* **Exercise brief**: Transcribe the records below exactly, leaving out any pictures.

* **Dataset**:
>>>

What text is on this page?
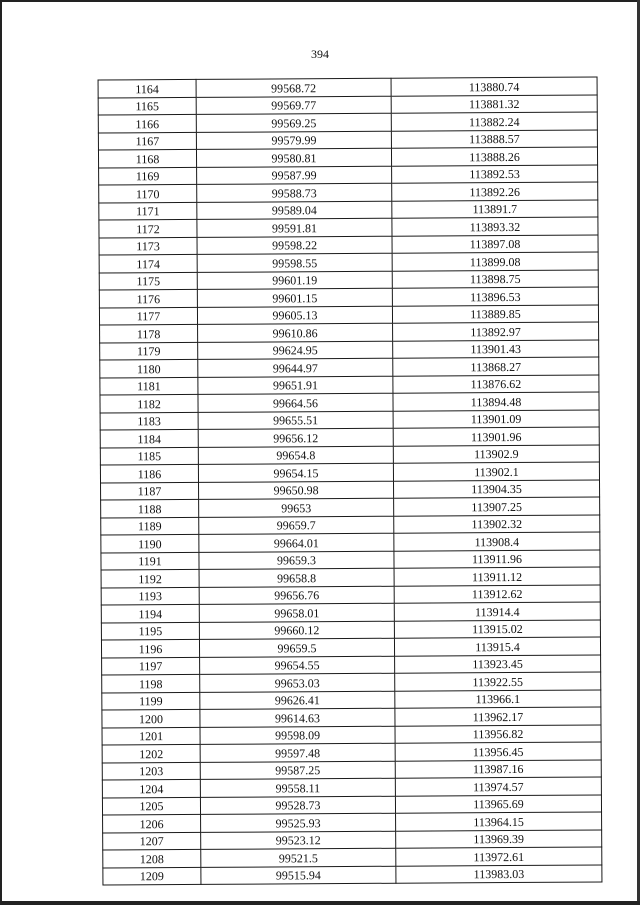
394
1164	99568.72	113880.74
1165	99569.77	113881.32
1166	99569.25	113882.24
1167	99579.99	113888.57
1168	99580.81	113888.26
1169	99587.99	113892.53
1170	99588.73	113892.26
1171	99589.04	113891.7
1172	99591.81	113893.32
1173	99598.22	113897.08
1174	99598.55	113899.08
1175	99601.19	113898.75
1176	99601.15	113896.53
1177	99605.13	113889.85
1178	99610.86	113892.97
1179	99624.95	113901.43
1180	99644.97	113868.27
1181	99651.91	113876.62
1182	99664.56	113894.48
1183	99655.51	113901.09
1184	99656.12	113901.96
1185	99654.8	113902.9
1186	99654.15	113902.1
1187	99650.98	113904.35
1188	99653	113907.25
1189	99659.7	113902.32
1190	99664.01	113908.4
1191	99659.3	113911.96
1192	99658.8	113911.12
1193	99656.76	113912.62
1194	99658.01	113914.4
1195	99660.12	113915.02
1196	99659.5	113915.4
1197	99654.55	113923.45
1198	99653.03	113922.55
1199	99626.41	113966.1
1200	99614.63	113962.17
1201	99598.09	113956.82
1202	99597.48	113956.45
1203	99587.25	113987.16
1204	99558.11	113974.57
1205	99528.73	113965.69
1206	99525.93	113964.15
1207	99523.12	113969.39
1208	99521.5	113972.61
1209	99515.94	113983.03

<<<

* **Final answer**:
What text is on this page?
394
1164	99568.72	113880.74
1165	99569.77	113881.32
1166	99569.25	113882.24
1167	99579.99	113888.57
1168	99580.81	113888.26
1169	99587.99	113892.53
1170	99588.73	113892.26
1171	99589.04	113891.7
1172	99591.81	113893.32
1173	99598.22	113897.08
1174	99598.55	113899.08
1175	99601.19	113898.75
1176	99601.15	113896.53
1177	99605.13	113889.85
1178	99610.86	113892.97
1179	99624.95	113901.43
1180	99644.97	113868.27
1181	99651.91	113876.62
1182	99664.56	113894.48
1183	99655.51	113901.09
1184	99656.12	113901.96
1185	99654.8	113902.9
1186	99654.15	113902.1
1187	99650.98	113904.35
1188	99653	113907.25
1189	99659.7	113902.32
1190	99664.01	113908.4
1191	99659.3	113911.96
1192	99658.8	113911.12
1193	99656.76	113912.62
1194	99658.01	113914.4
1195	99660.12	113915.02
1196	99659.5	113915.4
1197	99654.55	113923.45
1198	99653.03	113922.55
1199	99626.41	113966.1
1200	99614.63	113962.17
1201	99598.09	113956.82
1202	99597.48	113956.45
1203	99587.25	113987.16
1204	99558.11	113974.57
1205	99528.73	113965.69
1206	99525.93	113964.15
1207	99523.12	113969.39
1208	99521.5	113972.61
1209	99515.94	113983.03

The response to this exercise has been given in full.